■ STATED TASK: Copy every record below exactly as written, but leave out the pictures.

■ EXCERPTED DATA:
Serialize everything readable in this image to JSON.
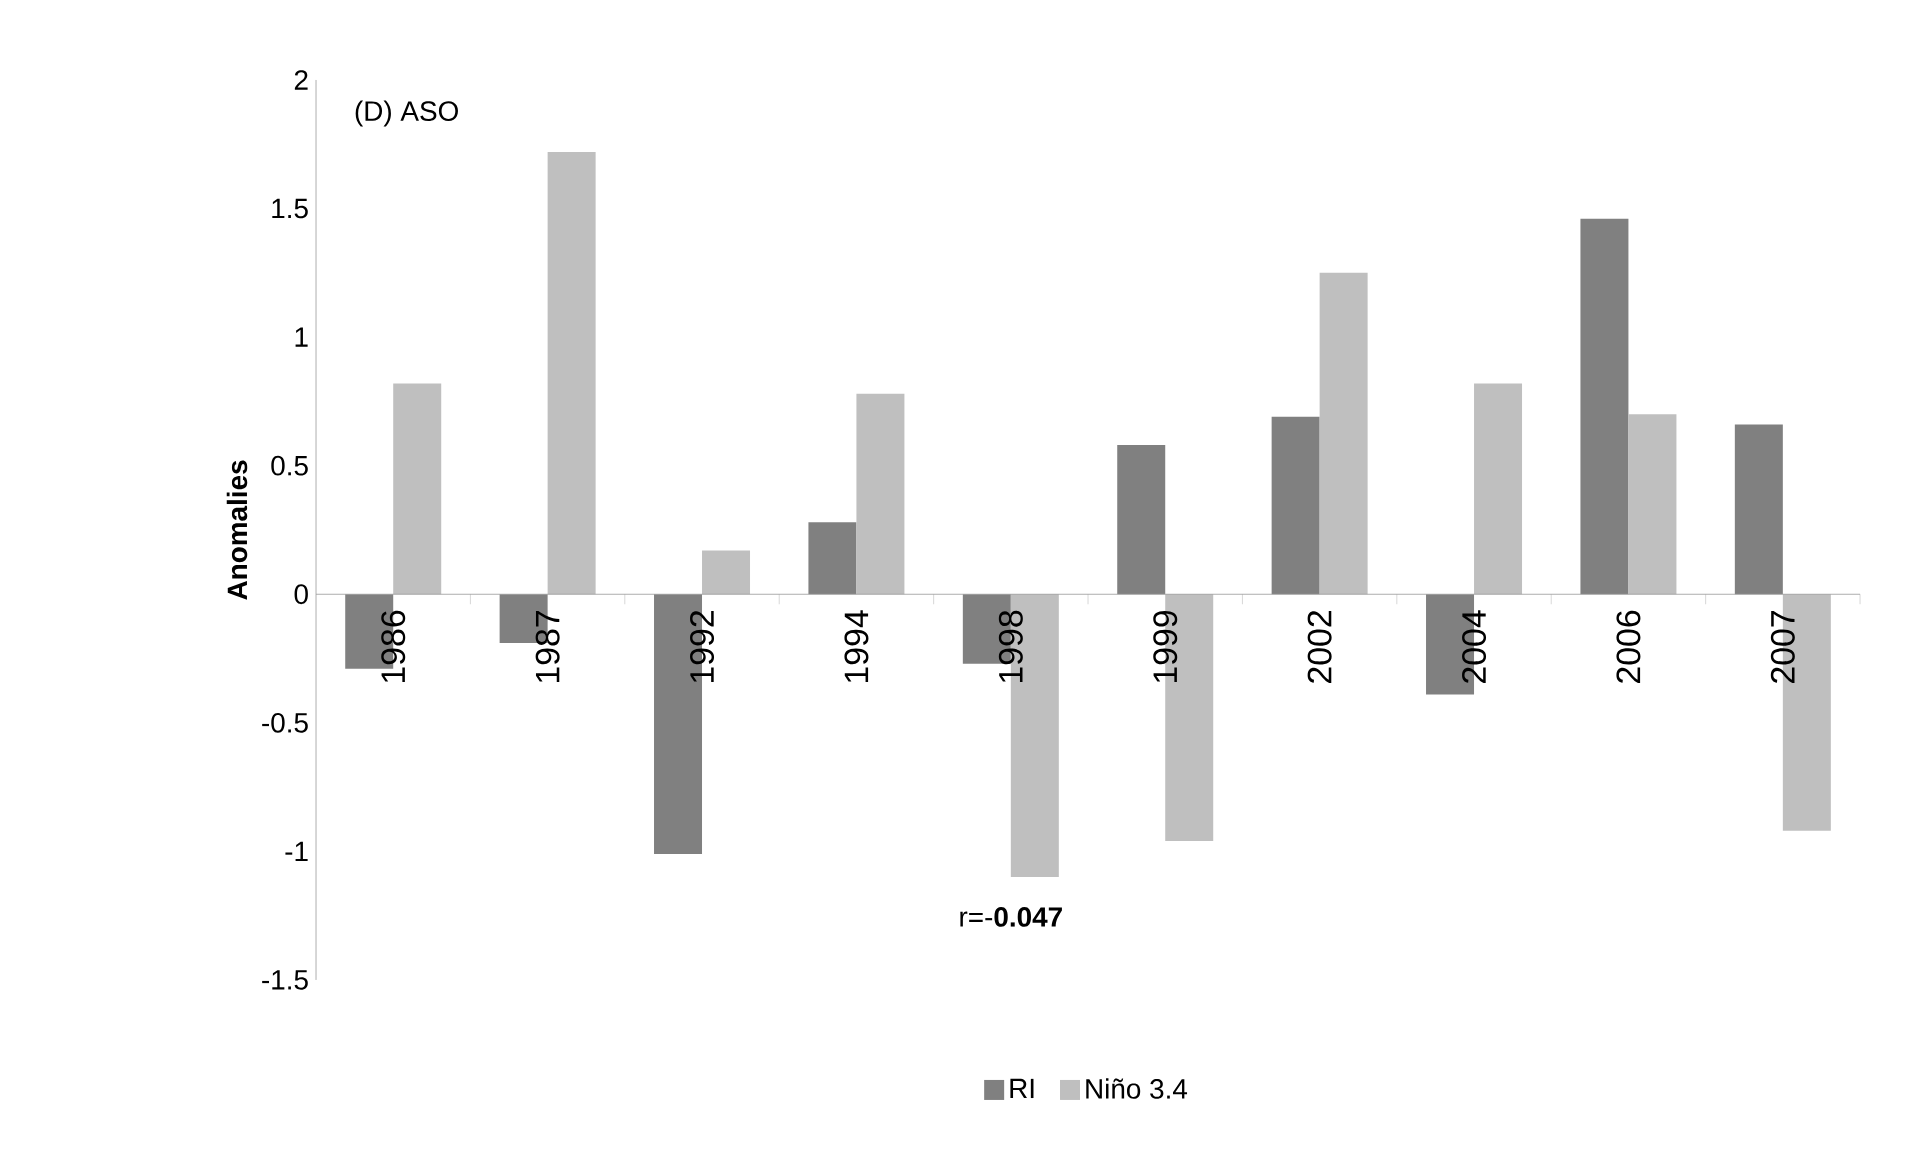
{
  "chart_data": {
    "type": "bar",
    "ylabel": "Anomalies",
    "categories": [
      "1986",
      "1987",
      "1992",
      "1994",
      "1998",
      "1999",
      "2002",
      "2004",
      "2006",
      "2007"
    ],
    "series": [
      {
        "name": "RI",
        "color": "#808080",
        "values": [
          -0.29,
          -0.19,
          -1.01,
          0.28,
          -0.27,
          0.58,
          0.69,
          -0.39,
          1.46,
          0.66
        ]
      },
      {
        "name": "Niño 3.4",
        "color": "#bfbfbf",
        "values": [
          0.82,
          1.72,
          0.17,
          0.78,
          -1.1,
          -0.96,
          1.25,
          0.82,
          0.7,
          -0.92
        ]
      }
    ],
    "ylim": [
      -1.5,
      2
    ],
    "yticks": [
      -1.5,
      -1,
      -0.5,
      0,
      0.5,
      1,
      1.5,
      2
    ],
    "annotations": [
      "(D) ASO",
      "r=-**0.047**"
    ],
    "legend": "bottom",
    "grid": false
  }
}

■ TASK ANSWER:
Serialize everything readable in this image to JSON.
{
  "chart_data": {
    "type": "bar",
    "ylabel": "Anomalies",
    "categories": [
      "1986",
      "1987",
      "1992",
      "1994",
      "1998",
      "1999",
      "2002",
      "2004",
      "2006",
      "2007"
    ],
    "series": [
      {
        "name": "RI",
        "color": "#808080",
        "values": [
          -0.29,
          -0.19,
          -1.01,
          0.28,
          -0.27,
          0.58,
          0.69,
          -0.39,
          1.46,
          0.66
        ]
      },
      {
        "name": "Niño 3.4",
        "color": "#bfbfbf",
        "values": [
          0.82,
          1.72,
          0.17,
          0.78,
          -1.1,
          -0.96,
          1.25,
          0.82,
          0.7,
          -0.92
        ]
      }
    ],
    "ylim": [
      -1.5,
      2
    ],
    "yticks": [
      -1.5,
      -1,
      -0.5,
      0,
      0.5,
      1,
      1.5,
      2
    ],
    "annotations": [
      "(D) ASO",
      "r=-**0.047**"
    ],
    "legend": "bottom",
    "grid": false
  }
}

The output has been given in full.